### Available data ###

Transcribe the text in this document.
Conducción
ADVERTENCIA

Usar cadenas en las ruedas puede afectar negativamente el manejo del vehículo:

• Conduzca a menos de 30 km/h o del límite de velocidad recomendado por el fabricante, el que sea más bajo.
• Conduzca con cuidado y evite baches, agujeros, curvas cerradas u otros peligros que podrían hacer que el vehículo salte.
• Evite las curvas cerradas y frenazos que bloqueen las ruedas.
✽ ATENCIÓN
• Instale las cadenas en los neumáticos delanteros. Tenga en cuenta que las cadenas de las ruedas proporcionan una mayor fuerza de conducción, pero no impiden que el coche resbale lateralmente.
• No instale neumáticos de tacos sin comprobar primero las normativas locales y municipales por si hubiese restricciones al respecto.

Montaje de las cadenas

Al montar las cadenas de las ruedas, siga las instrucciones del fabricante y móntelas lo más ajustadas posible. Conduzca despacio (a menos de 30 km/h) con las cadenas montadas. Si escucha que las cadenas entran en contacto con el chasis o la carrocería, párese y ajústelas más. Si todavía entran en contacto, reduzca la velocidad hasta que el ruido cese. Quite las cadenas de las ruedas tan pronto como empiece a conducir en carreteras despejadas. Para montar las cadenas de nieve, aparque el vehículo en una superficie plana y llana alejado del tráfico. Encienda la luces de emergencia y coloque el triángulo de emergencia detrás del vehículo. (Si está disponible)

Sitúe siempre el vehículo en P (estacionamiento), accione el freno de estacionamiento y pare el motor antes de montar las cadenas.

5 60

###

» Problem to solve
Only lines with the word "velocidad" should be collected from the material.

» Problem solution
• Conduzca a menos de 30 km/h o del límite de velocidad recomendado por el fabricante, el que sea más bajo.
Al montar las cadenas de las ruedas, siga las instrucciones del fabricante y móntelas lo más ajustadas posible. Conduzca despacio (a menos de 30 km/h) con las cadenas montadas. Si escucha que las cadenas entran en contacto con el chasis o la carrocería, párese y ajústelas más. Si todavía entran en contacto, reduzca la velocidad hasta que el ruido cese. Quite las cadenas de las ruedas tan pronto como empiece a conducir en carreteras despejadas. Para montar las cadenas de nieve, aparque el vehículo en una superficie plana y llana alejado del tráfico. Encienda la luces de emergencia y coloque el triángulo de emergencia detrás del vehículo. (Si está disponible)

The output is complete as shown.